● Exercise aim
Leave out the pictures and retype exactly the lines from the one with "Transcribe this image's" through the end of the records.

● Records shown
----------
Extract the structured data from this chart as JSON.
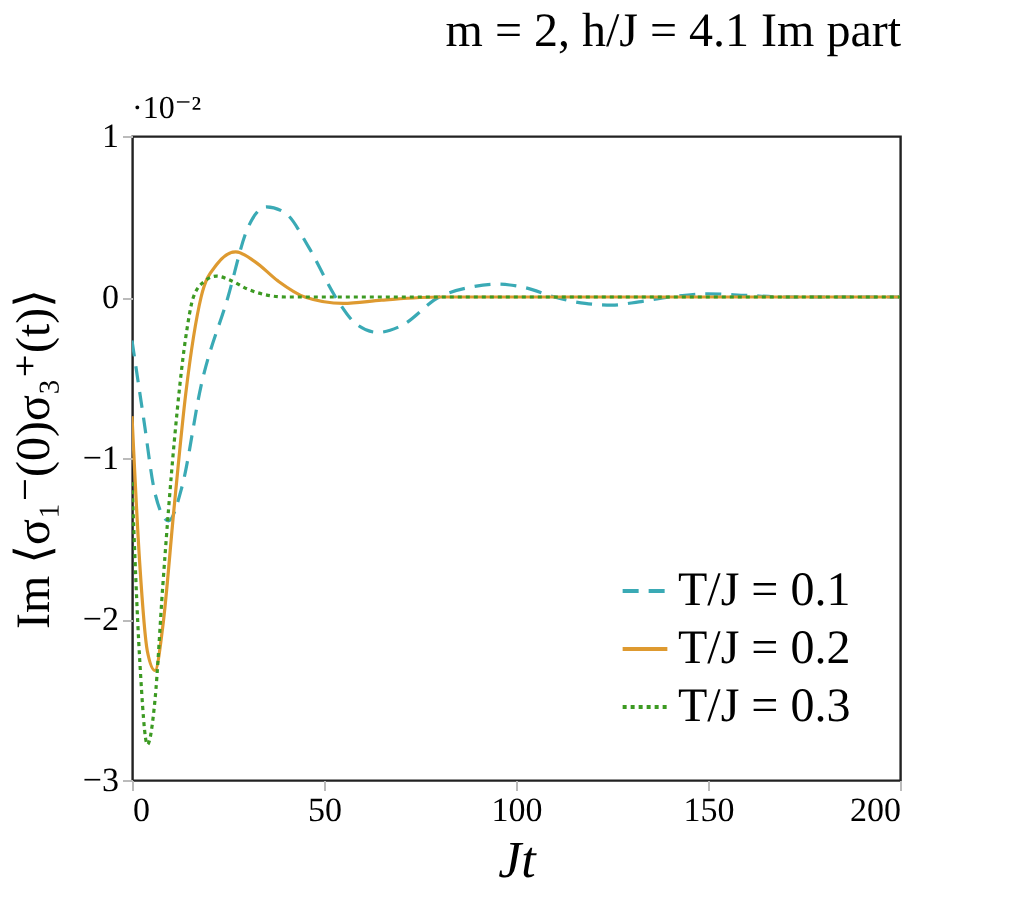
{
  "chart_data": {
    "type": "line",
    "title": "m = 2, h/J = 4.1 Im part",
    "xlabel": "Jt",
    "ylabel": "Im ⟨σ₁⁻(0)σ₃⁺(t)⟩",
    "annotations": [
      "·10⁻²"
    ],
    "xlim": [
      0,
      200
    ],
    "xticks": [
      0,
      50,
      100,
      150,
      200
    ],
    "ylim": [
      -3,
      1
    ],
    "yticks": [
      {
        "value": -3,
        "label": "−3"
      },
      {
        "value": -2,
        "label": "−2"
      },
      {
        "value": -1,
        "label": "−1"
      },
      0,
      1
    ],
    "legend": "bottom right",
    "grid": false,
    "series": [
      {
        "name": "T/J = 0.1",
        "color": "#3aaab5",
        "line_style": "dashed",
        "x": [
          0,
          3,
          6,
          9.5,
          13,
          18,
          25,
          30,
          35,
          40,
          46,
          53,
          58,
          64,
          70,
          80,
          88,
          95,
          102,
          110,
          118,
          125,
          132,
          140,
          150,
          160,
          170,
          185,
          200
        ],
        "values": [
          -0.27,
          -0.75,
          -1.22,
          -1.39,
          -1.18,
          -0.55,
          0.0,
          0.42,
          0.56,
          0.52,
          0.31,
          0.0,
          -0.16,
          -0.22,
          -0.18,
          0.0,
          0.06,
          0.08,
          0.06,
          0.0,
          -0.04,
          -0.05,
          -0.03,
          0.0,
          0.02,
          0.01,
          0.0,
          0.0,
          0.0
        ]
      },
      {
        "name": "T/J = 0.2",
        "color": "#de9a30",
        "line_style": "solid",
        "x": [
          0,
          2,
          4,
          6,
          8,
          11,
          14,
          18,
          22,
          27,
          32,
          38,
          45,
          55,
          65,
          80,
          100,
          150,
          200
        ],
        "values": [
          -0.74,
          -1.65,
          -2.2,
          -2.32,
          -2.05,
          -1.3,
          -0.6,
          0.0,
          0.2,
          0.28,
          0.22,
          0.1,
          0.0,
          -0.04,
          -0.02,
          0.0,
          0.0,
          0.0,
          0.0
        ]
      },
      {
        "name": "T/J = 0.3",
        "color": "#3c9a22",
        "line_style": "dotted",
        "x": [
          0,
          2,
          4,
          6,
          8,
          11,
          14,
          16,
          19,
          22,
          26,
          30,
          40,
          60,
          100,
          150,
          200
        ],
        "values": [
          -1.15,
          -2.25,
          -2.78,
          -2.5,
          -1.8,
          -0.9,
          -0.25,
          0.0,
          0.1,
          0.13,
          0.1,
          0.05,
          0.0,
          0.0,
          0.0,
          0.0,
          0.0
        ]
      }
    ]
  }
}
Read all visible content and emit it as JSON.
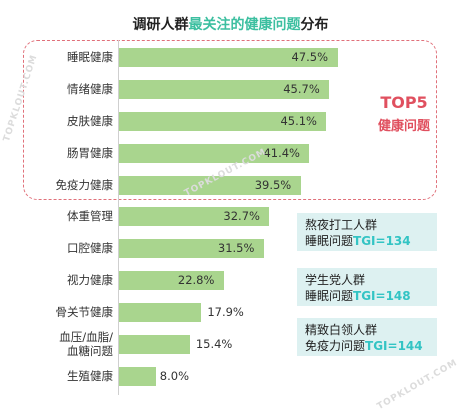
{
  "title": {
    "prefix": "调研人群",
    "highlight": "最关注的健康问题",
    "suffix": "分布"
  },
  "top5": {
    "line1": "TOP5",
    "line2": "健康问题"
  },
  "chart_data": {
    "type": "bar",
    "orientation": "horizontal",
    "categories": [
      "睡眠健康",
      "情绪健康",
      "皮肤健康",
      "肠胃健康",
      "免疫力健康",
      "体重管理",
      "口腔健康",
      "视力健康",
      "骨关节健康",
      "血压/血脂/血糖问题",
      "生殖健康"
    ],
    "category_lines": [
      [
        "睡眠健康"
      ],
      [
        "情绪健康"
      ],
      [
        "皮肤健康"
      ],
      [
        "肠胃健康"
      ],
      [
        "免疫力健康"
      ],
      [
        "体重管理"
      ],
      [
        "口腔健康"
      ],
      [
        "视力健康"
      ],
      [
        "骨关节健康"
      ],
      [
        "血压/血脂/",
        "血糖问题"
      ],
      [
        "生殖健康"
      ]
    ],
    "values": [
      47.5,
      45.7,
      45.1,
      41.4,
      39.5,
      32.7,
      31.5,
      22.8,
      17.9,
      15.4,
      8.0
    ],
    "value_labels": [
      "47.5%",
      "45.7%",
      "45.1%",
      "41.4%",
      "39.5%",
      "32.7%",
      "31.5%",
      "22.8%",
      "17.9%",
      "15.4%",
      "8.0%"
    ],
    "xlim": [
      0,
      50
    ],
    "bar_color": "#a9d58e",
    "grid": false
  },
  "callouts": [
    {
      "line1": "熬夜打工人群",
      "line2_prefix": "睡眠问题",
      "tgi": "TGI=134"
    },
    {
      "line1": "学生党人群",
      "line2_prefix": "睡眠问题",
      "tgi": "TGI=148"
    },
    {
      "line1": "精致白领人群",
      "line2_prefix": "免疫力问题",
      "tgi": "TGI=144"
    }
  ],
  "watermark": "TOPKLOUT.COM",
  "colors": {
    "accent": "#3cbfa0",
    "highlight_red": "#e0505f",
    "tgi": "#33c4c4",
    "callout_bg": "#ddf1f1"
  }
}
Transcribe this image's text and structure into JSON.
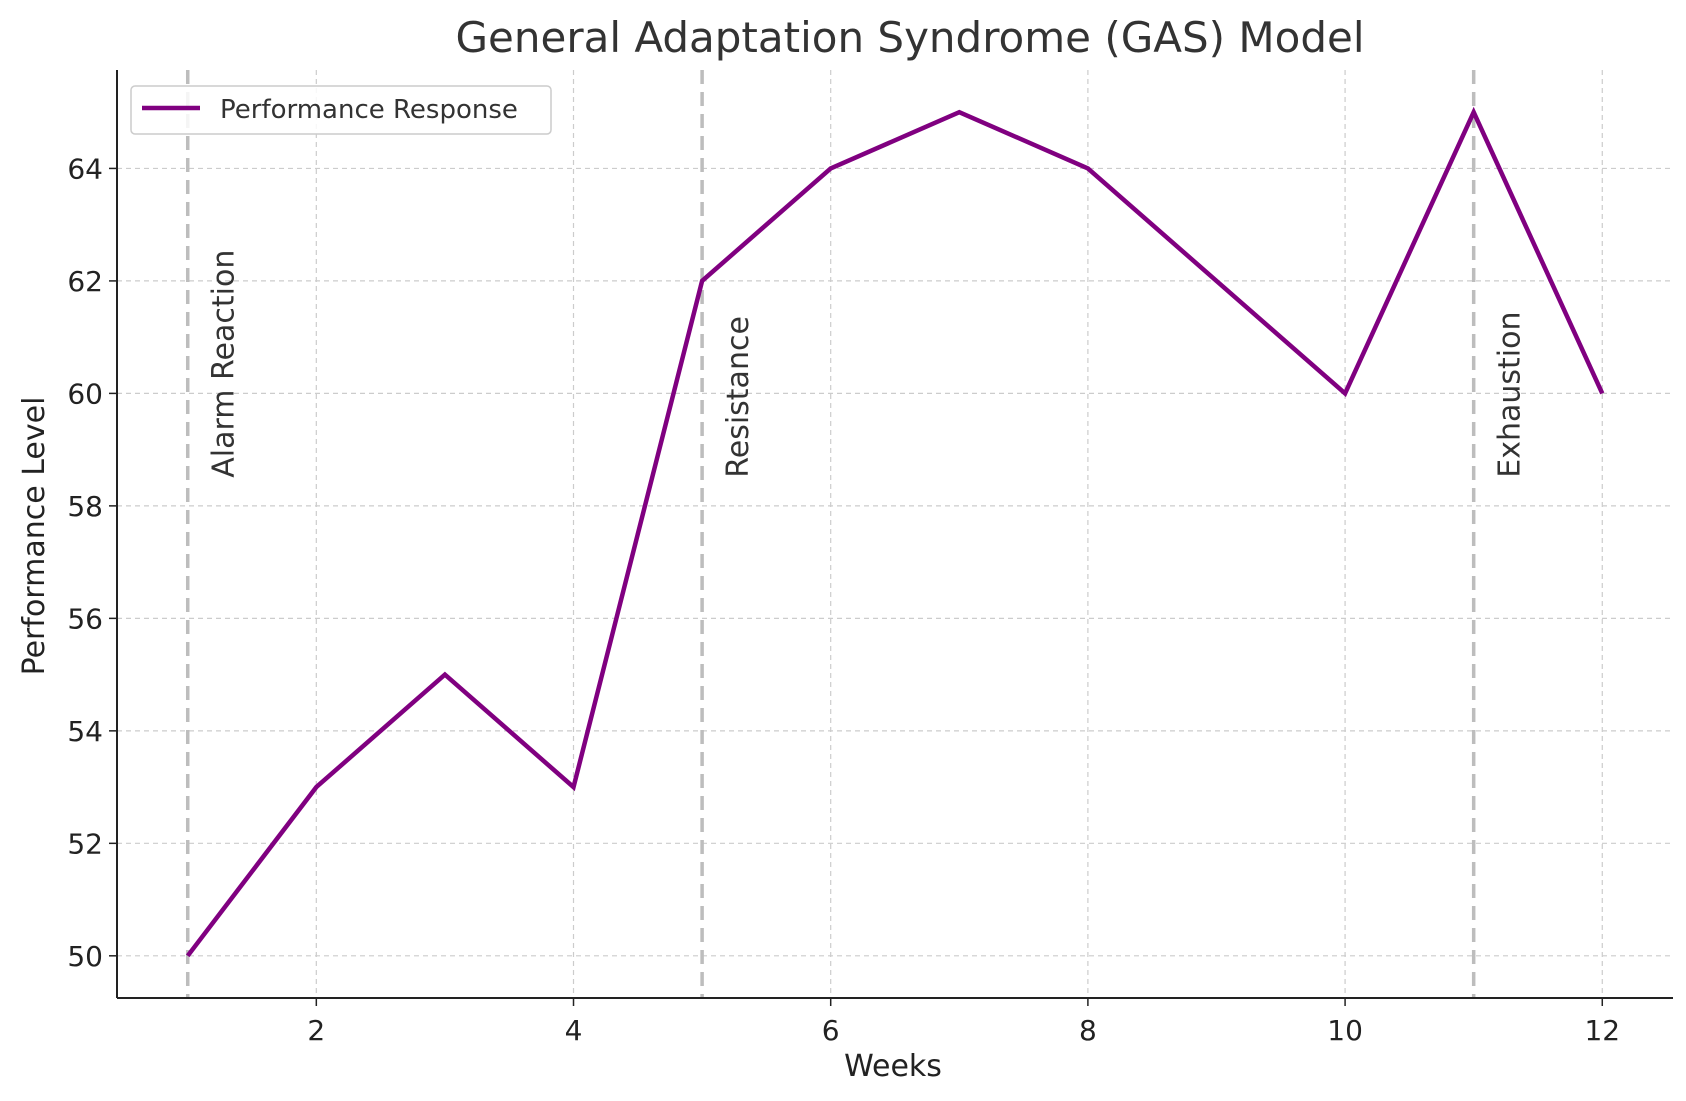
{
  "chart_data": {
    "type": "line",
    "title": "General Adaptation Syndrome (GAS) Model",
    "xlabel": "Weeks",
    "ylabel": "Performance Level",
    "xlim": [
      0.45,
      12.55
    ],
    "ylim": [
      49.25,
      65.75
    ],
    "x_ticks": [
      2,
      4,
      6,
      8,
      10,
      12
    ],
    "y_ticks": [
      50,
      52,
      54,
      56,
      58,
      60,
      62,
      64
    ],
    "grid": true,
    "legend_position": "top-left",
    "series": [
      {
        "name": "Performance Response",
        "color": "#800080",
        "x": [
          1,
          2,
          3,
          4,
          5,
          6,
          7,
          8,
          9,
          10,
          11,
          12
        ],
        "y": [
          50,
          53,
          55,
          53,
          62,
          64,
          65,
          64,
          62,
          60,
          65,
          60
        ]
      }
    ],
    "phases": [
      {
        "label": "Alarm Reaction",
        "x": 1
      },
      {
        "label": "Resistance",
        "x": 5
      },
      {
        "label": "Exhaustion",
        "x": 11
      }
    ],
    "phase_line_color": "#bdbdbd",
    "grid_color": "#cccccc"
  }
}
----------
● Complete output
Transcribe this image's text and structure into JSON.
{
  "chart_data": {
    "type": "line",
    "title": "General Adaptation Syndrome (GAS) Model",
    "xlabel": "Weeks",
    "ylabel": "Performance Level",
    "xlim": [
      0.45,
      12.55
    ],
    "ylim": [
      49.25,
      65.75
    ],
    "x_ticks": [
      2,
      4,
      6,
      8,
      10,
      12
    ],
    "y_ticks": [
      50,
      52,
      54,
      56,
      58,
      60,
      62,
      64
    ],
    "grid": true,
    "legend_position": "top-left",
    "series": [
      {
        "name": "Performance Response",
        "color": "#800080",
        "x": [
          1,
          2,
          3,
          4,
          5,
          6,
          7,
          8,
          9,
          10,
          11,
          12
        ],
        "y": [
          50,
          53,
          55,
          53,
          62,
          64,
          65,
          64,
          62,
          60,
          65,
          60
        ]
      }
    ],
    "phases": [
      {
        "label": "Alarm Reaction",
        "x": 1
      },
      {
        "label": "Resistance",
        "x": 5
      },
      {
        "label": "Exhaustion",
        "x": 11
      }
    ],
    "phase_line_color": "#bdbdbd",
    "grid_color": "#cccccc"
  }
}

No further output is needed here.